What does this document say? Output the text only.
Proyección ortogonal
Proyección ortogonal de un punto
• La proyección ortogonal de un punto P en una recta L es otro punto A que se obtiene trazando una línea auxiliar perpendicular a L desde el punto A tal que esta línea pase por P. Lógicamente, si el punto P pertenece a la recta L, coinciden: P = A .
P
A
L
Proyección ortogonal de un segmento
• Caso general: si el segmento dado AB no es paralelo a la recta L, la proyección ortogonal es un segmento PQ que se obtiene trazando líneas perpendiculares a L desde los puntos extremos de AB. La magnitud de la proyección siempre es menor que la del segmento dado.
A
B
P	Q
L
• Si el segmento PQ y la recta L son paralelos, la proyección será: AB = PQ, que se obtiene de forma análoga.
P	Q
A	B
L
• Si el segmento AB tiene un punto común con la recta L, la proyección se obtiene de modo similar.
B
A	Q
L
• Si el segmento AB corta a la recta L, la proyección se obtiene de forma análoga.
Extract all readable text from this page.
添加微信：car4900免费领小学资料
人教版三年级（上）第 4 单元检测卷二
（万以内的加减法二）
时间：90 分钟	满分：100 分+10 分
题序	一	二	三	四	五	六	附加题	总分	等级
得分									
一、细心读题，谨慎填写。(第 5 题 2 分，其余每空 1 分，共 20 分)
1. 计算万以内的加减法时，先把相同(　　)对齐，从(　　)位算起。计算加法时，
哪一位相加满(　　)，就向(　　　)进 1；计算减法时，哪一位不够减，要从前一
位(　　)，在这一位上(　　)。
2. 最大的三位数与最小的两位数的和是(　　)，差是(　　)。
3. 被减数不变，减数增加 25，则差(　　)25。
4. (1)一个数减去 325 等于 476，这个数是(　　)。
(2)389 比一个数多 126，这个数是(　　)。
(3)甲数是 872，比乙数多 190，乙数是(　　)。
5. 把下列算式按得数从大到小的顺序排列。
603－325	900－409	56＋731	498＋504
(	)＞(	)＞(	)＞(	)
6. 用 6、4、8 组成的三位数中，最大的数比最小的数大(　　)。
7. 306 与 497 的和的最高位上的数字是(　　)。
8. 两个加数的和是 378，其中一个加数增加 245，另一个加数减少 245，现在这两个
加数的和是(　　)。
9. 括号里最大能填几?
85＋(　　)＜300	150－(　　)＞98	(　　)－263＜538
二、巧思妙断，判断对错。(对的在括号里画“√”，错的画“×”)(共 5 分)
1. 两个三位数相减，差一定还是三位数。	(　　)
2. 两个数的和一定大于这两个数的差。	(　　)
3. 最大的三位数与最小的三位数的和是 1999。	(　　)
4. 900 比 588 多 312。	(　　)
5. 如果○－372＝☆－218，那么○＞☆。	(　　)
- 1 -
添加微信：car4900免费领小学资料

Short exercise = Write out all records exactly, keeping every detail.

Written solution =
What does this document say? Output the text only.
Proyección ortogonal
Proyección ortogonal de un punto
• La proyección ortogonal de un punto P en una recta L es otro punto A que se obtiene trazando una línea auxiliar perpendicular a L desde el punto A tal que esta línea pase por P. Lógicamente, si el punto P pertenece a la recta L, coinciden: P = A .
P
A
L
Proyección ortogonal de un segmento
• Caso general: si el segmento dado AB no es paralelo a la recta L, la proyección ortogonal es un segmento PQ que se obtiene trazando líneas perpendiculares a L desde los puntos extremos de AB. La magnitud de la proyección siempre es menor que la del segmento dado.
A
B
P	Q
L
• Si el segmento PQ y la recta L son paralelos, la proyección será: AB = PQ, que se obtiene de forma análoga.
P	Q
A	B
L
• Si el segmento AB tiene un punto común con la recta L, la proyección se obtiene de modo similar.
B
A	Q
L
• Si el segmento AB corta a la recta L, la proyección se obtiene de forma análoga.
Extract all readable text from this page.
添加微信：car4900免费领小学资料
人教版三年级（上）第 4 单元检测卷二
（万以内的加减法二）
时间：90 分钟	满分：100 分+10 分
题序	一	二	三	四	五	六	附加题	总分	等级
得分									
一、细心读题，谨慎填写。(第 5 题 2 分，其余每空 1 分，共 20 分)
1. 计算万以内的加减法时，先把相同(　　)对齐，从(　　)位算起。计算加法时，
哪一位相加满(　　)，就向(　　　)进 1；计算减法时，哪一位不够减，要从前一
位(　　)，在这一位上(　　)。
2. 最大的三位数与最小的两位数的和是(　　)，差是(　　)。
3. 被减数不变，减数增加 25，则差(　　)25。
4. (1)一个数减去 325 等于 476，这个数是(　　)。
(2)389 比一个数多 126，这个数是(　　)。
(3)甲数是 872，比乙数多 190，乙数是(　　)。
5. 把下列算式按得数从大到小的顺序排列。
603－325	900－409	56＋731	498＋504
(	)＞(	)＞(	)＞(	)
6. 用 6、4、8 组成的三位数中，最大的数比最小的数大(　　)。
7. 306 与 497 的和的最高位上的数字是(　　)。
8. 两个加数的和是 378，其中一个加数增加 245，另一个加数减少 245，现在这两个
加数的和是(　　)。
9. 括号里最大能填几?
85＋(　　)＜300	150－(　　)＞98	(　　)－263＜538
二、巧思妙断，判断对错。(对的在括号里画“√”，错的画“×”)(共 5 分)
1. 两个三位数相减，差一定还是三位数。	(　　)
2. 两个数的和一定大于这两个数的差。	(　　)
3. 最大的三位数与最小的三位数的和是 1999。	(　　)
4. 900 比 588 多 312。	(　　)
5. 如果○－372＝☆－218，那么○＞☆。	(　　)
- 1 -
添加微信：car4900免费领小学资料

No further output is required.